Objective: Skip the pictures and extract all of the lines exactly as written.

[Dataset items]

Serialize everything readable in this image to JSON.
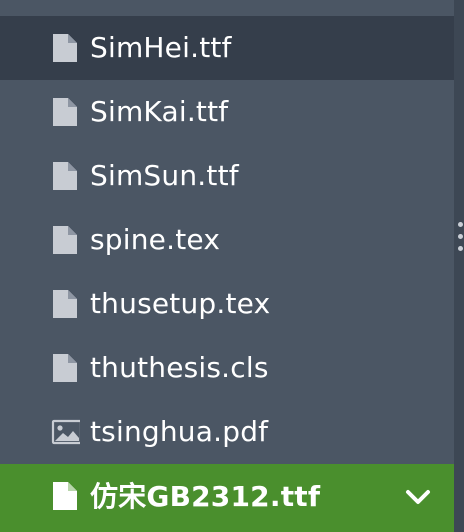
{
  "colors": {
    "panel_bg": "#4b5664",
    "hover_bg": "#353e4b",
    "selected_bg": "#4a8f2d",
    "text": "#ffffff",
    "icon": "#c8ccd3"
  },
  "file_tree": {
    "items": [
      {
        "label": "SimHei.ttf",
        "icon": "file-icon",
        "state": "hover"
      },
      {
        "label": "SimKai.ttf",
        "icon": "file-icon",
        "state": "normal"
      },
      {
        "label": "SimSun.ttf",
        "icon": "file-icon",
        "state": "normal"
      },
      {
        "label": "spine.tex",
        "icon": "file-icon",
        "state": "normal"
      },
      {
        "label": "thusetup.tex",
        "icon": "file-icon",
        "state": "normal"
      },
      {
        "label": "thuthesis.cls",
        "icon": "file-icon",
        "state": "normal"
      },
      {
        "label": "tsinghua.pdf",
        "icon": "image-file-icon",
        "state": "normal"
      },
      {
        "label": "仿宋GB2312.ttf",
        "icon": "file-icon",
        "state": "selected"
      }
    ],
    "selected_menu_icon": "chevron-down-icon"
  }
}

Result below:
Serialize everything readable in this image to JSON.
{
  "colors": {
    "panel_bg": "#4b5664",
    "hover_bg": "#353e4b",
    "selected_bg": "#4a8f2d",
    "text": "#ffffff",
    "icon": "#c8ccd3"
  },
  "file_tree": {
    "items": [
      {
        "label": "SimHei.ttf",
        "icon": "file-icon",
        "state": "hover"
      },
      {
        "label": "SimKai.ttf",
        "icon": "file-icon",
        "state": "normal"
      },
      {
        "label": "SimSun.ttf",
        "icon": "file-icon",
        "state": "normal"
      },
      {
        "label": "spine.tex",
        "icon": "file-icon",
        "state": "normal"
      },
      {
        "label": "thusetup.tex",
        "icon": "file-icon",
        "state": "normal"
      },
      {
        "label": "thuthesis.cls",
        "icon": "file-icon",
        "state": "normal"
      },
      {
        "label": "tsinghua.pdf",
        "icon": "image-file-icon",
        "state": "normal"
      },
      {
        "label": "仿宋GB2312.ttf",
        "icon": "file-icon",
        "state": "selected"
      }
    ],
    "selected_menu_icon": "chevron-down-icon"
  }
}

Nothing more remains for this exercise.